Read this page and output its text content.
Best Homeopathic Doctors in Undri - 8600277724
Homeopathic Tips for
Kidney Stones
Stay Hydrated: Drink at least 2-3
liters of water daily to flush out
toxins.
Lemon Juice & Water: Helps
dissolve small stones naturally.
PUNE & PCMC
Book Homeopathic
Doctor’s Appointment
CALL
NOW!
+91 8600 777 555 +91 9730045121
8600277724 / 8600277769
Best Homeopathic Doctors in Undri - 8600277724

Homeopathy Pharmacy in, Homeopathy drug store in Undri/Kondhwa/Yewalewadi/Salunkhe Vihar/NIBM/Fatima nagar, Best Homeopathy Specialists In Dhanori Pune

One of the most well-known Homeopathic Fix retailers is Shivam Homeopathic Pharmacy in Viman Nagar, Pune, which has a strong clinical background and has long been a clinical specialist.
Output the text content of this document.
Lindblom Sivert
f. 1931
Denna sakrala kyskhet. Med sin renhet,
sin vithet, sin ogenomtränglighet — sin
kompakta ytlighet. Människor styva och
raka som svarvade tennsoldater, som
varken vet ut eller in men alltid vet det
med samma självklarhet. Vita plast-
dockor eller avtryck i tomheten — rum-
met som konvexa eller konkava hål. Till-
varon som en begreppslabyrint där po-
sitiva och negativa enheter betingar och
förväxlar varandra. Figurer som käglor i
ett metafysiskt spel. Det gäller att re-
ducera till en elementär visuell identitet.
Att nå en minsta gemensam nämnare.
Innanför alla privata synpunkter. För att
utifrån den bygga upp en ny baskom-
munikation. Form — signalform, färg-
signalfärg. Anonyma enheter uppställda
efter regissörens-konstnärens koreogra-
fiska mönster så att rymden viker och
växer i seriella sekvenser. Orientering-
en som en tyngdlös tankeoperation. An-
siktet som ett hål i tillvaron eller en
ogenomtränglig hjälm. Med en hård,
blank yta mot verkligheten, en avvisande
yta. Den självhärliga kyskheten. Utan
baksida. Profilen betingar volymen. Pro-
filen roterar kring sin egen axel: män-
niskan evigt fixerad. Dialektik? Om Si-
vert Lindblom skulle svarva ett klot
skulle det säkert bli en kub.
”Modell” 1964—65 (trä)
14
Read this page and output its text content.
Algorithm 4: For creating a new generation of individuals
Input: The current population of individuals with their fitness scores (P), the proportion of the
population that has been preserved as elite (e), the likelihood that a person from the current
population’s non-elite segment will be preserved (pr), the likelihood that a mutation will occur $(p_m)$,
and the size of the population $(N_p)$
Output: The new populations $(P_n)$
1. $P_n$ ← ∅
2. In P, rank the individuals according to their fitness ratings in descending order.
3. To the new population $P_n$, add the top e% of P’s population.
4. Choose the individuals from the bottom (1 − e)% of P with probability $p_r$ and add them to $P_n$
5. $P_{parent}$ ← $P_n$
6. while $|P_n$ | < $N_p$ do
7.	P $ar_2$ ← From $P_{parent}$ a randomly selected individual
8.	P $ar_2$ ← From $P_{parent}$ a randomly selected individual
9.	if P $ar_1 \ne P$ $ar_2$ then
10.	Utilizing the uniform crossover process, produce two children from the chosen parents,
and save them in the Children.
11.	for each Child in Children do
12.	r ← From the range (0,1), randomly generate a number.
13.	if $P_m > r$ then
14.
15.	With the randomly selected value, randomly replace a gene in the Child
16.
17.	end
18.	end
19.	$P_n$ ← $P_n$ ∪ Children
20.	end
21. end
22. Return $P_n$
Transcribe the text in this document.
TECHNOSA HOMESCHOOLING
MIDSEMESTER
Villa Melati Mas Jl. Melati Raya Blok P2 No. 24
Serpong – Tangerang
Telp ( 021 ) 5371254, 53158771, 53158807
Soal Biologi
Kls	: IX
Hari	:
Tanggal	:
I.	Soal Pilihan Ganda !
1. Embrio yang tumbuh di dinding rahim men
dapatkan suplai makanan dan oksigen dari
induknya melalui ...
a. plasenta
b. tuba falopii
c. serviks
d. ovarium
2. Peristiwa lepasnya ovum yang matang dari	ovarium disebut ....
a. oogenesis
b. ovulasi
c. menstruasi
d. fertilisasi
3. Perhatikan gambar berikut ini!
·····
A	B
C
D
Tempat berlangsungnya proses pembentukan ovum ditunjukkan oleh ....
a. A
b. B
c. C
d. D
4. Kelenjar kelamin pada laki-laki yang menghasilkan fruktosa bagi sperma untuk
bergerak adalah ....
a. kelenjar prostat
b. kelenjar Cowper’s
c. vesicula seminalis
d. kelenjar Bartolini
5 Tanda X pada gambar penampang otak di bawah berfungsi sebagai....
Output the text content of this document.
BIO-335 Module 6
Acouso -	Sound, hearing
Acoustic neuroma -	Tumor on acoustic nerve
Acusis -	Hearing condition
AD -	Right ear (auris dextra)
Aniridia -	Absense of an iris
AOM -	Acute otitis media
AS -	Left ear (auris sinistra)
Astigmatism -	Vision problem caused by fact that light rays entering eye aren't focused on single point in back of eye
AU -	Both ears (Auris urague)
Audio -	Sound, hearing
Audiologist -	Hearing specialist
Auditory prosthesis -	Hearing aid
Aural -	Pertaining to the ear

═══

Return the full material exactly.

*SOLUTION TO THE PROBLEM*
Read this page and output its text content.
Best Homeopathic Doctors in Undri - 8600277724
Homeopathic Tips for
Kidney Stones
Stay Hydrated: Drink at least 2-3
liters of water daily to flush out
toxins.
Lemon Juice & Water: Helps
dissolve small stones naturally.
PUNE & PCMC
Book Homeopathic
Doctor’s Appointment
CALL
NOW!
+91 8600 777 555 +91 9730045121
8600277724 / 8600277769
Best Homeopathic Doctors in Undri - 8600277724

Homeopathy Pharmacy in, Homeopathy drug store in Undri/Kondhwa/Yewalewadi/Salunkhe Vihar/NIBM/Fatima nagar, Best Homeopathy Specialists In Dhanori Pune

One of the most well-known Homeopathic Fix retailers is Shivam Homeopathic Pharmacy in Viman Nagar, Pune, which has a strong clinical background and has long been a clinical specialist.
Output the text content of this document.
Lindblom Sivert
f. 1931
Denna sakrala kyskhet. Med sin renhet,
sin vithet, sin ogenomtränglighet — sin
kompakta ytlighet. Människor styva och
raka som svarvade tennsoldater, som
varken vet ut eller in men alltid vet det
med samma självklarhet. Vita plast-
dockor eller avtryck i tomheten — rum-
met som konvexa eller konkava hål. Till-
varon som en begreppslabyrint där po-
sitiva och negativa enheter betingar och
förväxlar varandra. Figurer som käglor i
ett metafysiskt spel. Det gäller att re-
ducera till en elementär visuell identitet.
Att nå en minsta gemensam nämnare.
Innanför alla privata synpunkter. För att
utifrån den bygga upp en ny baskom-
munikation. Form — signalform, färg-
signalfärg. Anonyma enheter uppställda
efter regissörens-konstnärens koreogra-
fiska mönster så att rymden viker och
växer i seriella sekvenser. Orientering-
en som en tyngdlös tankeoperation. An-
siktet som ett hål i tillvaron eller en
ogenomtränglig hjälm. Med en hård,
blank yta mot verkligheten, en avvisande
yta. Den självhärliga kyskheten. Utan
baksida. Profilen betingar volymen. Pro-
filen roterar kring sin egen axel: män-
niskan evigt fixerad. Dialektik? Om Si-
vert Lindblom skulle svarva ett klot
skulle det säkert bli en kub.
”Modell” 1964—65 (trä)
14
Read this page and output its text content.
Algorithm 4: For creating a new generation of individuals
Input: The current population of individuals with their fitness scores (P), the proportion of the
population that has been preserved as elite (e), the likelihood that a person from the current
population’s non-elite segment will be preserved (pr), the likelihood that a mutation will occur $(p_m)$,
and the size of the population $(N_p)$
Output: The new populations $(P_n)$
1. $P_n$ ← ∅
2. In P, rank the individuals according to their fitness ratings in descending order.
3. To the new population $P_n$, add the top e% of P’s population.
4. Choose the individuals from the bottom (1 − e)% of P with probability $p_r$ and add them to $P_n$
5. $P_{parent}$ ← $P_n$
6. while $|P_n$ | < $N_p$ do
7.	P $ar_2$ ← From $P_{parent}$ a randomly selected individual
8.	P $ar_2$ ← From $P_{parent}$ a randomly selected individual
9.	if P $ar_1 \ne P$ $ar_2$ then
10.	Utilizing the uniform crossover process, produce two children from the chosen parents,
and save them in the Children.
11.	for each Child in Children do
12.	r ← From the range (0,1), randomly generate a number.
13.	if $P_m > r$ then
14.
15.	With the randomly selected value, randomly replace a gene in the Child
16.
17.	end
18.	end
19.	$P_n$ ← $P_n$ ∪ Children
20.	end
21. end
22. Return $P_n$
Transcribe the text in this document.
TECHNOSA HOMESCHOOLING
MIDSEMESTER
Villa Melati Mas Jl. Melati Raya Blok P2 No. 24
Serpong – Tangerang
Telp ( 021 ) 5371254, 53158771, 53158807
Soal Biologi
Kls	: IX
Hari	:
Tanggal	:
I.	Soal Pilihan Ganda !
1. Embrio yang tumbuh di dinding rahim men
dapatkan suplai makanan dan oksigen dari
induknya melalui ...
a. plasenta
b. tuba falopii
c. serviks
d. ovarium
2. Peristiwa lepasnya ovum yang matang dari	ovarium disebut ....
a. oogenesis
b. ovulasi
c. menstruasi
d. fertilisasi
3. Perhatikan gambar berikut ini!
·····
A	B
C
D
Tempat berlangsungnya proses pembentukan ovum ditunjukkan oleh ....
a. A
b. B
c. C
d. D
4. Kelenjar kelamin pada laki-laki yang menghasilkan fruktosa bagi sperma untuk
bergerak adalah ....
a. kelenjar prostat
b. kelenjar Cowper’s
c. vesicula seminalis
d. kelenjar Bartolini
5 Tanda X pada gambar penampang otak di bawah berfungsi sebagai....
Output the text content of this document.
BIO-335 Module 6
Acouso -	Sound, hearing
Acoustic neuroma -	Tumor on acoustic nerve
Acusis -	Hearing condition
AD -	Right ear (auris dextra)
Aniridia -	Absense of an iris
AOM -	Acute otitis media
AS -	Left ear (auris sinistra)
Astigmatism -	Vision problem caused by fact that light rays entering eye aren't focused on single point in back of eye
AU -	Both ears (Auris urague)
Audio -	Sound, hearing
Audiologist -	Hearing specialist
Auditory prosthesis -	Hearing aid
Aural -	Pertaining to the ear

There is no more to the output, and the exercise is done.